- GIVEN RECORDS:
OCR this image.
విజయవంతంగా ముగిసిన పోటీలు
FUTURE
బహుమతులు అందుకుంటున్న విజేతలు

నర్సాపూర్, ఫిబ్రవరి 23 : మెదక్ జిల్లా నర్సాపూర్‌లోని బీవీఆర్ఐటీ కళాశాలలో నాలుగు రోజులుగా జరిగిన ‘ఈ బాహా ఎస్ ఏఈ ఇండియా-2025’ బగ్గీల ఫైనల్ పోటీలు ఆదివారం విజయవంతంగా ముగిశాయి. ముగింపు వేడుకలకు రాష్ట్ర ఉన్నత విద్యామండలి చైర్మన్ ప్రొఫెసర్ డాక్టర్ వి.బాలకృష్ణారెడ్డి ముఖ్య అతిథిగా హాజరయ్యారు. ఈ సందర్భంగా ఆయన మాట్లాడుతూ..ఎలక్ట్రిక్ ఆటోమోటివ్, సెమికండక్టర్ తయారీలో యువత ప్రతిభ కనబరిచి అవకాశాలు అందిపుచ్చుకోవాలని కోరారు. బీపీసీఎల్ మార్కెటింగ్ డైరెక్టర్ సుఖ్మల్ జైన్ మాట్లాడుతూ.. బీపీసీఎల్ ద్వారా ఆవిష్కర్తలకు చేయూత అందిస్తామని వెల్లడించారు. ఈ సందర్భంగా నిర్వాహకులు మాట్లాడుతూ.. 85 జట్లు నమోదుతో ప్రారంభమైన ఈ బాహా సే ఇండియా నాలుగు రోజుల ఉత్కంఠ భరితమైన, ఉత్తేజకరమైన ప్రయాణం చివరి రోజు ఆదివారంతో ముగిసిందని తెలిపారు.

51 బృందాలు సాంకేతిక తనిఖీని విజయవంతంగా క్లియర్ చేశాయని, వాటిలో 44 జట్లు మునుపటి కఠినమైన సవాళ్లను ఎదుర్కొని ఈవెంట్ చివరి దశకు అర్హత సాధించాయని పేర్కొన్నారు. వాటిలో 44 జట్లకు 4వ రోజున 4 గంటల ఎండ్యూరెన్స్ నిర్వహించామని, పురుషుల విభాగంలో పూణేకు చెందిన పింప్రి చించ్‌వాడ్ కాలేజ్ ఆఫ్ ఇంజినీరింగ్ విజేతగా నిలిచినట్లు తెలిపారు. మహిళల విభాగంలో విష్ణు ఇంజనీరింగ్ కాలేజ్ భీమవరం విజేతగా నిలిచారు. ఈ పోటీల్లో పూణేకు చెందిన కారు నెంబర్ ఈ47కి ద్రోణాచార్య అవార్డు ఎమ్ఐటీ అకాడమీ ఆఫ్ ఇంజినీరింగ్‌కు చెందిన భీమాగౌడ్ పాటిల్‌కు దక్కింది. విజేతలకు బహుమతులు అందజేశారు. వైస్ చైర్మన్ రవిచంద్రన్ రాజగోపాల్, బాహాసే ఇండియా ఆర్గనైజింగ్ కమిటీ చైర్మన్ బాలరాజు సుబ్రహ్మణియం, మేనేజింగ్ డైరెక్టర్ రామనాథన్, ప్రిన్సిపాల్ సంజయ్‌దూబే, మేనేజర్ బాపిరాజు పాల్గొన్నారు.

- TASK GOAL: Your task is to quote the listing above word for word.

- ANSWER:
OCR this image.
విజయవంతంగా ముగిసిన పోటీలు
FUTURE
బహుమతులు అందుకుంటున్న విజేతలు

నర్సాపూర్, ఫిబ్రవరి 23 : మెదక్ జిల్లా నర్సాపూర్‌లోని బీవీఆర్ఐటీ కళాశాలలో నాలుగు రోజులుగా జరిగిన ‘ఈ బాహా ఎస్ ఏఈ ఇండియా-2025’ బగ్గీల ఫైనల్ పోటీలు ఆదివారం విజయవంతంగా ముగిశాయి. ముగింపు వేడుకలకు రాష్ట్ర ఉన్నత విద్యామండలి చైర్మన్ ప్రొఫెసర్ డాక్టర్ వి.బాలకృష్ణారెడ్డి ముఖ్య అతిథిగా హాజరయ్యారు. ఈ సందర్భంగా ఆయన మాట్లాడుతూ..ఎలక్ట్రిక్ ఆటోమోటివ్, సెమికండక్టర్ తయారీలో యువత ప్రతిభ కనబరిచి అవకాశాలు అందిపుచ్చుకోవాలని కోరారు. బీపీసీఎల్ మార్కెటింగ్ డైరెక్టర్ సుఖ్మల్ జైన్ మాట్లాడుతూ.. బీపీసీఎల్ ద్వారా ఆవిష్కర్తలకు చేయూత అందిస్తామని వెల్లడించారు. ఈ సందర్భంగా నిర్వాహకులు మాట్లాడుతూ.. 85 జట్లు నమోదుతో ప్రారంభమైన ఈ బాహా సే ఇండియా నాలుగు రోజుల ఉత్కంఠ భరితమైన, ఉత్తేజకరమైన ప్రయాణం చివరి రోజు ఆదివారంతో ముగిసిందని తెలిపారు.

51 బృందాలు సాంకేతిక తనిఖీని విజయవంతంగా క్లియర్ చేశాయని, వాటిలో 44 జట్లు మునుపటి కఠినమైన సవాళ్లను ఎదుర్కొని ఈవెంట్ చివరి దశకు అర్హత సాధించాయని పేర్కొన్నారు. వాటిలో 44 జట్లకు 4వ రోజున 4 గంటల ఎండ్యూరెన్స్ నిర్వహించామని, పురుషుల విభాగంలో పూణేకు చెందిన పింప్రి చించ్‌వాడ్ కాలేజ్ ఆఫ్ ఇంజినీరింగ్ విజేతగా నిలిచినట్లు తెలిపారు. మహిళల విభాగంలో విష్ణు ఇంజనీరింగ్ కాలేజ్ భీమవరం విజేతగా నిలిచారు. ఈ పోటీల్లో పూణేకు చెందిన కారు నెంబర్ ఈ47కి ద్రోణాచార్య అవార్డు ఎమ్ఐటీ అకాడమీ ఆఫ్ ఇంజినీరింగ్‌కు చెందిన భీమాగౌడ్ పాటిల్‌కు దక్కింది. విజేతలకు బహుమతులు అందజేశారు. వైస్ చైర్మన్ రవిచంద్రన్ రాజగోపాల్, బాహాసే ఇండియా ఆర్గనైజింగ్ కమిటీ చైర్మన్ బాలరాజు సుబ్రహ్మణియం, మేనేజింగ్ డైరెక్టర్ రామనాథన్, ప్రిన్సిపాల్ సంజయ్‌దూబే, మేనేజర్ బాపిరాజు పాల్గొన్నారు.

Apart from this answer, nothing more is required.